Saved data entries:
start

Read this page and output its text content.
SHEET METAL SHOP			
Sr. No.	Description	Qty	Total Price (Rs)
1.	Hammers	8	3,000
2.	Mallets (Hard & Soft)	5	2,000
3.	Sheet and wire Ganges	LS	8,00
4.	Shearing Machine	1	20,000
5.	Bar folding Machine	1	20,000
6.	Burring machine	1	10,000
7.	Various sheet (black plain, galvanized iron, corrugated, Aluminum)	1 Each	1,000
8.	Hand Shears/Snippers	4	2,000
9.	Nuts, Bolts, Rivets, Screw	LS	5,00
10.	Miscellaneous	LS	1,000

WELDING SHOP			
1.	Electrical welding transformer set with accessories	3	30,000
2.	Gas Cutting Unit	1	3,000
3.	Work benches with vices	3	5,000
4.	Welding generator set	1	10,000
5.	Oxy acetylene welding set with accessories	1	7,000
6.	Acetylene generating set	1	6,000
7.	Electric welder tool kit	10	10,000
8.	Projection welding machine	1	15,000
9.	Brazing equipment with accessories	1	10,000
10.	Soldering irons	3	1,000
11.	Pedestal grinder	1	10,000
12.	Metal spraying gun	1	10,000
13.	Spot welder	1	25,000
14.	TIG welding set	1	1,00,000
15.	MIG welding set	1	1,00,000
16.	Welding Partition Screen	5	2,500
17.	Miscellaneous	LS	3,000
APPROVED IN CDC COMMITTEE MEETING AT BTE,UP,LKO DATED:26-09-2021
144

end

## AIM
Reproduce all of the records exactly.

## RESULT
Read this page and output its text content.
SHEET METAL SHOP			
Sr. No.	Description	Qty	Total Price (Rs)
1.	Hammers	8	3,000
2.	Mallets (Hard & Soft)	5	2,000
3.	Sheet and wire Ganges	LS	8,00
4.	Shearing Machine	1	20,000
5.	Bar folding Machine	1	20,000
6.	Burring machine	1	10,000
7.	Various sheet (black plain, galvanized iron, corrugated, Aluminum)	1 Each	1,000
8.	Hand Shears/Snippers	4	2,000
9.	Nuts, Bolts, Rivets, Screw	LS	5,00
10.	Miscellaneous	LS	1,000

WELDING SHOP			
1.	Electrical welding transformer set with accessories	3	30,000
2.	Gas Cutting Unit	1	3,000
3.	Work benches with vices	3	5,000
4.	Welding generator set	1	10,000
5.	Oxy acetylene welding set with accessories	1	7,000
6.	Acetylene generating set	1	6,000
7.	Electric welder tool kit	10	10,000
8.	Projection welding machine	1	15,000
9.	Brazing equipment with accessories	1	10,000
10.	Soldering irons	3	1,000
11.	Pedestal grinder	1	10,000
12.	Metal spraying gun	1	10,000
13.	Spot welder	1	25,000
14.	TIG welding set	1	1,00,000
15.	MIG welding set	1	1,00,000
16.	Welding Partition Screen	5	2,500
17.	Miscellaneous	LS	3,000
APPROVED IN CDC COMMITTEE MEETING AT BTE,UP,LKO DATED:26-09-2021
144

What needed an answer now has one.